### [Task statement]
Transcribe the listing below word for word.

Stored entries
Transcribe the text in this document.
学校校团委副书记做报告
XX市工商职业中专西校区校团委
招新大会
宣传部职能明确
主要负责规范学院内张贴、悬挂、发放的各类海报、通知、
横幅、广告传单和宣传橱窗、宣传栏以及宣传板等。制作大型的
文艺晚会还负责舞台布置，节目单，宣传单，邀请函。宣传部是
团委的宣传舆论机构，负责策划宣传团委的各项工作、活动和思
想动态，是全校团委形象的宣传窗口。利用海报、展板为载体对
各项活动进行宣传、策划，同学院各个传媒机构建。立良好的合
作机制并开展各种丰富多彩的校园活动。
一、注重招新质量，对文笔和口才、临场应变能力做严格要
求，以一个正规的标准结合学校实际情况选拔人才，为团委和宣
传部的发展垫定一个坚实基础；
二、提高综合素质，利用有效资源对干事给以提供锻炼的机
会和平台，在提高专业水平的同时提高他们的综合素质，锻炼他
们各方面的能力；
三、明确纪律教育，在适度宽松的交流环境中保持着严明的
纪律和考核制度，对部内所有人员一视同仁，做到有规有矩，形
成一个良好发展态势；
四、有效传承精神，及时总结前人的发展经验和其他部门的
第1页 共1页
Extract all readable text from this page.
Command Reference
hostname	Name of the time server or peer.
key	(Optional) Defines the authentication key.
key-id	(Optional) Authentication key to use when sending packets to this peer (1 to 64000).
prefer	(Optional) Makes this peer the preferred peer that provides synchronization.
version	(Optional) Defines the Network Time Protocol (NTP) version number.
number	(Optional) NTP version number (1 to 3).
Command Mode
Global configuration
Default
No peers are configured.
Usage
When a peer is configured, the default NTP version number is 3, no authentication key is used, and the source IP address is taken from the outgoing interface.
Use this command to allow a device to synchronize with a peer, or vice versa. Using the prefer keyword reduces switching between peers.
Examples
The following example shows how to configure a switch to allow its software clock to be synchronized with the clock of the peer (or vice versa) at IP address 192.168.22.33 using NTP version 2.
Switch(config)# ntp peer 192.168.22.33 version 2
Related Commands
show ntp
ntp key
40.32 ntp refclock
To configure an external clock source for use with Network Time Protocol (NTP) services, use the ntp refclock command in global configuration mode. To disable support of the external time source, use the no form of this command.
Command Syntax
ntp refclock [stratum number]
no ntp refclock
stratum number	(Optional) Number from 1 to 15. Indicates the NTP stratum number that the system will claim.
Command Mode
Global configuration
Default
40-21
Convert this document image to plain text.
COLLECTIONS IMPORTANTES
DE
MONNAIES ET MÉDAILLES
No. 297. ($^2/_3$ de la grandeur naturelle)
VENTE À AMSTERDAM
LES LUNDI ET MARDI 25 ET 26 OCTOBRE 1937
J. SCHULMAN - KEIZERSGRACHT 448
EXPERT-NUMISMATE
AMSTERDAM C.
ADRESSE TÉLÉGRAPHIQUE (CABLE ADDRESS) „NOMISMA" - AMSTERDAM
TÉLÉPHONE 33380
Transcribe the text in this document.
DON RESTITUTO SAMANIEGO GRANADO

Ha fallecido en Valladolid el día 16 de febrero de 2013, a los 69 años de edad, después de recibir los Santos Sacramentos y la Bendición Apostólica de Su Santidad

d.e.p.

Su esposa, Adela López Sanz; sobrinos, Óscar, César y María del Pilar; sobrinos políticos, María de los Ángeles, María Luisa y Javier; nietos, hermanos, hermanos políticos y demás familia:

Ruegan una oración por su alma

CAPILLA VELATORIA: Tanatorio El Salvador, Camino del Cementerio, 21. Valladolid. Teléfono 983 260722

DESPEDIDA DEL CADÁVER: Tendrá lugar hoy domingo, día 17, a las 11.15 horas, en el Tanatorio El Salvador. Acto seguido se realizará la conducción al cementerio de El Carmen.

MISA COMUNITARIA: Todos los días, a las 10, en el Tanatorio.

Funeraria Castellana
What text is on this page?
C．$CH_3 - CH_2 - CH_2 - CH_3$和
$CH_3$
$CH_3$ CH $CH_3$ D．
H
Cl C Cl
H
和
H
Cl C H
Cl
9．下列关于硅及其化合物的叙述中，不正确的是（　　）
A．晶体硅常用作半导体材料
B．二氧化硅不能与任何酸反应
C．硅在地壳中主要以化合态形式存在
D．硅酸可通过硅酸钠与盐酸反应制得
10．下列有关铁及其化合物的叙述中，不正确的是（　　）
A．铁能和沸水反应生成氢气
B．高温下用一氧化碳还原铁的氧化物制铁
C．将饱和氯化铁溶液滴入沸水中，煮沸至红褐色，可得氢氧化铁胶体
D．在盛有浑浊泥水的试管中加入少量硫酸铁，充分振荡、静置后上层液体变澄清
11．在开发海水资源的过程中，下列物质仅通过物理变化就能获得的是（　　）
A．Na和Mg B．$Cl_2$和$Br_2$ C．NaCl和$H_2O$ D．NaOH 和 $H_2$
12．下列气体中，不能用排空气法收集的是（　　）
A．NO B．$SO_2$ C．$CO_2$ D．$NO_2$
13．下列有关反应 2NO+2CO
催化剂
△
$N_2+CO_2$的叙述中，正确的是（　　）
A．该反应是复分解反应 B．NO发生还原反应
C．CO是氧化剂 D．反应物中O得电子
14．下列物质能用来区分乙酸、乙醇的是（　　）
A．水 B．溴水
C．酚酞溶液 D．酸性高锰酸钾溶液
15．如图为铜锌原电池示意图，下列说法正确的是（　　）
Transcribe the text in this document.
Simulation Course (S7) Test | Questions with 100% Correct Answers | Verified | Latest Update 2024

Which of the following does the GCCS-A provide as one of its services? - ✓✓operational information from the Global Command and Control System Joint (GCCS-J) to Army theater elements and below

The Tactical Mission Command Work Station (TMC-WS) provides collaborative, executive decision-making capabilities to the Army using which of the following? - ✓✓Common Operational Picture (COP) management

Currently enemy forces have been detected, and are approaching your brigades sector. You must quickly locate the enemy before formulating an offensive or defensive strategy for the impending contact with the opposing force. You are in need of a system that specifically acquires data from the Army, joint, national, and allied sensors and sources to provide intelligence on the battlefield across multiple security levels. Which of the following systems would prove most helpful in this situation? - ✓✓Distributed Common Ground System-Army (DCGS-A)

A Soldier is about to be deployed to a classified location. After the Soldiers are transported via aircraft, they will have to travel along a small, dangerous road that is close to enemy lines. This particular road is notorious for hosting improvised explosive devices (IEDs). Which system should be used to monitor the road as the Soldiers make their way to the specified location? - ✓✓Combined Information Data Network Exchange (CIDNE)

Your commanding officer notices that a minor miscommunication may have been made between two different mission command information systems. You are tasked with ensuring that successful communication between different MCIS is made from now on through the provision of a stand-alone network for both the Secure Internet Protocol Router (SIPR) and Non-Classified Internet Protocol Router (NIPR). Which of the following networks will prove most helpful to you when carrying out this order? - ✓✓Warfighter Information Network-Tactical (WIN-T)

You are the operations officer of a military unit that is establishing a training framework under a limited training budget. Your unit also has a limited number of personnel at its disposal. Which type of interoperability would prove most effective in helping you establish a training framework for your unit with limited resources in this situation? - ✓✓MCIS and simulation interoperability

### [Solution for this task]
Transcribe the text in this document.
学校校团委副书记做报告
XX市工商职业中专西校区校团委
招新大会
宣传部职能明确
主要负责规范学院内张贴、悬挂、发放的各类海报、通知、
横幅、广告传单和宣传橱窗、宣传栏以及宣传板等。制作大型的
文艺晚会还负责舞台布置，节目单，宣传单，邀请函。宣传部是
团委的宣传舆论机构，负责策划宣传团委的各项工作、活动和思
想动态，是全校团委形象的宣传窗口。利用海报、展板为载体对
各项活动进行宣传、策划，同学院各个传媒机构建。立良好的合
作机制并开展各种丰富多彩的校园活动。
一、注重招新质量，对文笔和口才、临场应变能力做严格要
求，以一个正规的标准结合学校实际情况选拔人才，为团委和宣
传部的发展垫定一个坚实基础；
二、提高综合素质，利用有效资源对干事给以提供锻炼的机
会和平台，在提高专业水平的同时提高他们的综合素质，锻炼他
们各方面的能力；
三、明确纪律教育，在适度宽松的交流环境中保持着严明的
纪律和考核制度，对部内所有人员一视同仁，做到有规有矩，形
成一个良好发展态势；
四、有效传承精神，及时总结前人的发展经验和其他部门的
第1页 共1页
Extract all readable text from this page.
Command Reference
hostname	Name of the time server or peer.
key	(Optional) Defines the authentication key.
key-id	(Optional) Authentication key to use when sending packets to this peer (1 to 64000).
prefer	(Optional) Makes this peer the preferred peer that provides synchronization.
version	(Optional) Defines the Network Time Protocol (NTP) version number.
number	(Optional) NTP version number (1 to 3).
Command Mode
Global configuration
Default
No peers are configured.
Usage
When a peer is configured, the default NTP version number is 3, no authentication key is used, and the source IP address is taken from the outgoing interface.
Use this command to allow a device to synchronize with a peer, or vice versa. Using the prefer keyword reduces switching between peers.
Examples
The following example shows how to configure a switch to allow its software clock to be synchronized with the clock of the peer (or vice versa) at IP address 192.168.22.33 using NTP version 2.
Switch(config)# ntp peer 192.168.22.33 version 2
Related Commands
show ntp
ntp key
40.32 ntp refclock
To configure an external clock source for use with Network Time Protocol (NTP) services, use the ntp refclock command in global configuration mode. To disable support of the external time source, use the no form of this command.
Command Syntax
ntp refclock [stratum number]
no ntp refclock
stratum number	(Optional) Number from 1 to 15. Indicates the NTP stratum number that the system will claim.
Command Mode
Global configuration
Default
40-21
Convert this document image to plain text.
COLLECTIONS IMPORTANTES
DE
MONNAIES ET MÉDAILLES
No. 297. ($^2/_3$ de la grandeur naturelle)
VENTE À AMSTERDAM
LES LUNDI ET MARDI 25 ET 26 OCTOBRE 1937
J. SCHULMAN - KEIZERSGRACHT 448
EXPERT-NUMISMATE
AMSTERDAM C.
ADRESSE TÉLÉGRAPHIQUE (CABLE ADDRESS) „NOMISMA" - AMSTERDAM
TÉLÉPHONE 33380
Transcribe the text in this document.
DON RESTITUTO SAMANIEGO GRANADO

Ha fallecido en Valladolid el día 16 de febrero de 2013, a los 69 años de edad, después de recibir los Santos Sacramentos y la Bendición Apostólica de Su Santidad

d.e.p.

Su esposa, Adela López Sanz; sobrinos, Óscar, César y María del Pilar; sobrinos políticos, María de los Ángeles, María Luisa y Javier; nietos, hermanos, hermanos políticos y demás familia:

Ruegan una oración por su alma

CAPILLA VELATORIA: Tanatorio El Salvador, Camino del Cementerio, 21. Valladolid. Teléfono 983 260722

DESPEDIDA DEL CADÁVER: Tendrá lugar hoy domingo, día 17, a las 11.15 horas, en el Tanatorio El Salvador. Acto seguido se realizará la conducción al cementerio de El Carmen.

MISA COMUNITARIA: Todos los días, a las 10, en el Tanatorio.

Funeraria Castellana
What text is on this page?
C．$CH_3 - CH_2 - CH_2 - CH_3$和
$CH_3$
$CH_3$ CH $CH_3$ D．
H
Cl C Cl
H
和
H
Cl C H
Cl
9．下列关于硅及其化合物的叙述中，不正确的是（　　）
A．晶体硅常用作半导体材料
B．二氧化硅不能与任何酸反应
C．硅在地壳中主要以化合态形式存在
D．硅酸可通过硅酸钠与盐酸反应制得
10．下列有关铁及其化合物的叙述中，不正确的是（　　）
A．铁能和沸水反应生成氢气
B．高温下用一氧化碳还原铁的氧化物制铁
C．将饱和氯化铁溶液滴入沸水中，煮沸至红褐色，可得氢氧化铁胶体
D．在盛有浑浊泥水的试管中加入少量硫酸铁，充分振荡、静置后上层液体变澄清
11．在开发海水资源的过程中，下列物质仅通过物理变化就能获得的是（　　）
A．Na和Mg B．$Cl_2$和$Br_2$ C．NaCl和$H_2O$ D．NaOH 和 $H_2$
12．下列气体中，不能用排空气法收集的是（　　）
A．NO B．$SO_2$ C．$CO_2$ D．$NO_2$
13．下列有关反应 2NO+2CO
催化剂
△
$N_2+CO_2$的叙述中，正确的是（　　）
A．该反应是复分解反应 B．NO发生还原反应
C．CO是氧化剂 D．反应物中O得电子
14．下列物质能用来区分乙酸、乙醇的是（　　）
A．水 B．溴水
C．酚酞溶液 D．酸性高锰酸钾溶液
15．如图为铜锌原电池示意图，下列说法正确的是（　　）
Transcribe the text in this document.
Simulation Course (S7) Test | Questions with 100% Correct Answers | Verified | Latest Update 2024

Which of the following does the GCCS-A provide as one of its services? - ✓✓operational information from the Global Command and Control System Joint (GCCS-J) to Army theater elements and below

The Tactical Mission Command Work Station (TMC-WS) provides collaborative, executive decision-making capabilities to the Army using which of the following? - ✓✓Common Operational Picture (COP) management

Currently enemy forces have been detected, and are approaching your brigades sector. You must quickly locate the enemy before formulating an offensive or defensive strategy for the impending contact with the opposing force. You are in need of a system that specifically acquires data from the Army, joint, national, and allied sensors and sources to provide intelligence on the battlefield across multiple security levels. Which of the following systems would prove most helpful in this situation? - ✓✓Distributed Common Ground System-Army (DCGS-A)

A Soldier is about to be deployed to a classified location. After the Soldiers are transported via aircraft, they will have to travel along a small, dangerous road that is close to enemy lines. This particular road is notorious for hosting improvised explosive devices (IEDs). Which system should be used to monitor the road as the Soldiers make their way to the specified location? - ✓✓Combined Information Data Network Exchange (CIDNE)

Your commanding officer notices that a minor miscommunication may have been made between two different mission command information systems. You are tasked with ensuring that successful communication between different MCIS is made from now on through the provision of a stand-alone network for both the Secure Internet Protocol Router (SIPR) and Non-Classified Internet Protocol Router (NIPR). Which of the following networks will prove most helpful to you when carrying out this order? - ✓✓Warfighter Information Network-Tactical (WIN-T)

You are the operations officer of a military unit that is establishing a training framework under a limited training budget. Your unit also has a limited number of personnel at its disposal. Which type of interoperability would prove most effective in helping you establish a training framework for your unit with limited resources in this situation? - ✓✓MCIS and simulation interoperability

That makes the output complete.